Exercise task: Render only the part that opens with the line containing "Decompose this screenshot" and closes with the line containing "close-icon[interactable]: ✕ [940,475,948,487]" as a two-column CSV with the headers "prompt" and "response". Give one row per item, with its text and its answer each in one quoted field and line breaks replaced by spaces.

Records supplied:
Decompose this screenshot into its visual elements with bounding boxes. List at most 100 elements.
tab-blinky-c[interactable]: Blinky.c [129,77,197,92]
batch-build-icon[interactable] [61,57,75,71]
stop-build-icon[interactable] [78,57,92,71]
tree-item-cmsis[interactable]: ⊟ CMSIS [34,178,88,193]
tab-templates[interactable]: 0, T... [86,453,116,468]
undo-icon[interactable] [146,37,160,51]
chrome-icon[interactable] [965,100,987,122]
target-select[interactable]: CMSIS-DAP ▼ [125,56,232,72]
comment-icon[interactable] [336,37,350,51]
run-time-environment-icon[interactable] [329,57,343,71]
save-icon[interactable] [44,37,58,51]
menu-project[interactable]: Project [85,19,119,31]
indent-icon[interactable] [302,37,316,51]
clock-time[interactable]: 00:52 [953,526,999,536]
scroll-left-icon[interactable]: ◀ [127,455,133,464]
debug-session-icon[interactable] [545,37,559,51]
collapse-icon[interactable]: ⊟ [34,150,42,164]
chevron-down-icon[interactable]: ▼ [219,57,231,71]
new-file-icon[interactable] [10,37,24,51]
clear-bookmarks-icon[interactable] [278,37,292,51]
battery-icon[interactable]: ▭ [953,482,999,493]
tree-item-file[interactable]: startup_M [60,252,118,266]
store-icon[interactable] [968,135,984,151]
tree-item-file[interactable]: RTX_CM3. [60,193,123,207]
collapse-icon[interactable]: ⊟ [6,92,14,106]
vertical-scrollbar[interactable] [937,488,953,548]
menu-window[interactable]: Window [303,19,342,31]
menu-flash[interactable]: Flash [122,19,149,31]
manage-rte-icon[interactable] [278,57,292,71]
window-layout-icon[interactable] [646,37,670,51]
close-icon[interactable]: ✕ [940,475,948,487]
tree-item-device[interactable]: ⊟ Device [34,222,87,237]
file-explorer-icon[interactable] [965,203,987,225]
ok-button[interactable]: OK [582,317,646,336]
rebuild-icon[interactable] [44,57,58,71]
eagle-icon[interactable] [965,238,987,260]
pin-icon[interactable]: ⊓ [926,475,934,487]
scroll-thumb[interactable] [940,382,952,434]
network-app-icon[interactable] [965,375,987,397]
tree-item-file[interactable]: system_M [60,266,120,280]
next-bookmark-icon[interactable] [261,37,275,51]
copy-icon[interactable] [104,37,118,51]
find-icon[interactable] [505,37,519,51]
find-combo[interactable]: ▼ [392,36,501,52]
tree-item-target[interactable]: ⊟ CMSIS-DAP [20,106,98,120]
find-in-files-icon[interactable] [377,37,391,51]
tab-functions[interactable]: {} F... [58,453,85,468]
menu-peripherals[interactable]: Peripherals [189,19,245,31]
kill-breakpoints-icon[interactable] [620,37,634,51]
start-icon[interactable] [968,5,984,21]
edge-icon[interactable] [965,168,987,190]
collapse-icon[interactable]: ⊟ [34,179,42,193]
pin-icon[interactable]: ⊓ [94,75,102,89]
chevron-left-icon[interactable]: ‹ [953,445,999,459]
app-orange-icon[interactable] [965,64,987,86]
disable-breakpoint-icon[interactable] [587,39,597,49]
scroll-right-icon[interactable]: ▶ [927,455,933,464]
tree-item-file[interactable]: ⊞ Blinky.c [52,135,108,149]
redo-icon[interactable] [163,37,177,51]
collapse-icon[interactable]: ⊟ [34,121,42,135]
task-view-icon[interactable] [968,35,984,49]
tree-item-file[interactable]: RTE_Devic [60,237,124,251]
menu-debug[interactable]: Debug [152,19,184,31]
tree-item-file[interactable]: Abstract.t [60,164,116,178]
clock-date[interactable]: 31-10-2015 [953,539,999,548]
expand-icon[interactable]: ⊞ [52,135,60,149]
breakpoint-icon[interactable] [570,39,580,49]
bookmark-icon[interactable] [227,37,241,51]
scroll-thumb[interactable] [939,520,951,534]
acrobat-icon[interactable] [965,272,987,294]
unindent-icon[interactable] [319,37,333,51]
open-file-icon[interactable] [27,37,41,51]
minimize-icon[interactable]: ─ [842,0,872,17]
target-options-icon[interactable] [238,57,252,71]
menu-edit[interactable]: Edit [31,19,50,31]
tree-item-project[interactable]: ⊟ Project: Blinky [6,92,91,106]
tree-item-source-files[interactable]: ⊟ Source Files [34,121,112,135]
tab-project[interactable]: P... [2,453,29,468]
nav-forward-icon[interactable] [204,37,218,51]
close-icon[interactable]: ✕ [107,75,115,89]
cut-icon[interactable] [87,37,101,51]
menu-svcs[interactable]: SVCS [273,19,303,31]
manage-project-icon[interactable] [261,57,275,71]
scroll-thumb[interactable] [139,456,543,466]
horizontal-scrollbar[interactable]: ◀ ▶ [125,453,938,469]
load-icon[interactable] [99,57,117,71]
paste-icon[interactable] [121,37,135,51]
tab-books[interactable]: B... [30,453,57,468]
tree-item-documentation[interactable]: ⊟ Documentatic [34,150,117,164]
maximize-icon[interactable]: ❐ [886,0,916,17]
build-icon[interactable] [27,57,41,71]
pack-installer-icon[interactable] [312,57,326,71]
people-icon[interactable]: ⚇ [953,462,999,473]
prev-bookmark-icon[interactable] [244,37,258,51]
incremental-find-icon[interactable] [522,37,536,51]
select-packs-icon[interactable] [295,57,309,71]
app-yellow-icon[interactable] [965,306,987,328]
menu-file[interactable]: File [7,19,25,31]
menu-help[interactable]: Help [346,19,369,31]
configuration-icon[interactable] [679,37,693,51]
---
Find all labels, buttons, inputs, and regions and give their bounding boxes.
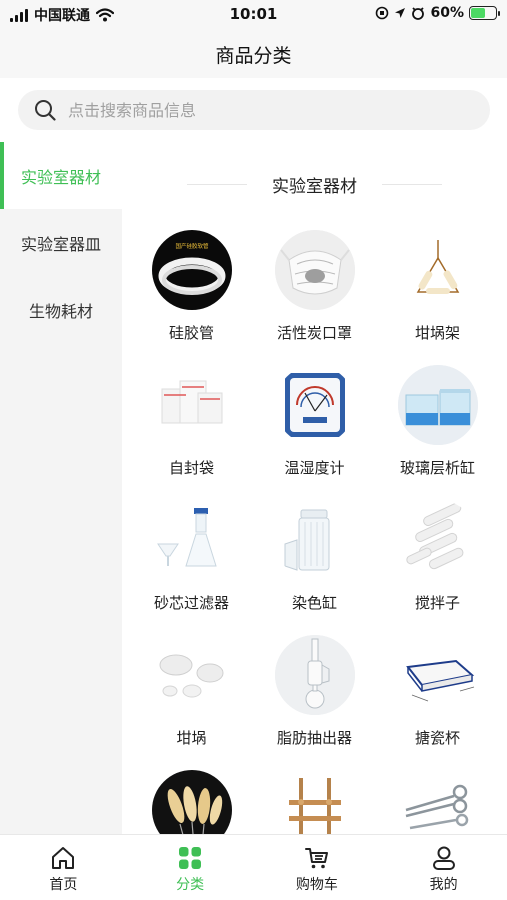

Complete response:
prompt,response
"Decompose this screenshot into its visual elements with bounding boxes. List at most 100 elements.","tab-blinky-c[interactable]: Blinky.c [129,77,197,92] batch-build-icon[interactable] [61,57,75,71] stop-build-icon[interactable] [78,57,92,71] tree-item-cmsis[interactable]: ⊟ CMSIS [34,178,88,193] tab-templates[interactable]: 0, T... [86,453,116,468] undo-icon[interactable] [146,37,160,51] chrome-icon[interactable] [965,100,987,122] target-select[interactable]: CMSIS-DAP ▼ [125,56,232,72] comment-icon[interactable] [336,37,350,51] run-time-environment-icon[interactable] [329,57,343,71] save-icon[interactable] [44,37,58,51] menu-project[interactable]: Project [85,19,119,31] indent-icon[interactable] [302,37,316,51] clock-time[interactable]: 00:52 [953,526,999,536] scroll-left-icon[interactable]: ◀ [127,455,133,464] debug-session-icon[interactable] [545,37,559,51] collapse-icon[interactable]: ⊟ [34,150,42,164] chevron-down-icon[interactable]: ▼ [219,57,231,71] new-file-icon[interactable] [10,37,24,51] clear-bookmarks-icon[interactable] [278,37,292,51] battery-icon[interactable]: ▭ [953,482,999,493] tree-item-file[interactable]: startup_M [60,252,118,266] store-icon[interactable] [968,135,984,151] tree-item-file[interactable]: RTX_CM3. [60,193,123,207] collapse-icon[interactable]: ⊟ [6,92,14,106] vertical-scrollbar[interactable] [937,488,953,548] menu-window[interactable]: Window [303,19,342,31] menu-flash[interactable]: Flash [122,19,149,31] manage-rte-icon[interactable] [278,57,292,71] window-layout-icon[interactable] [646,37,670,51] close-icon[interactable]: ✕ [940,475,948,487]"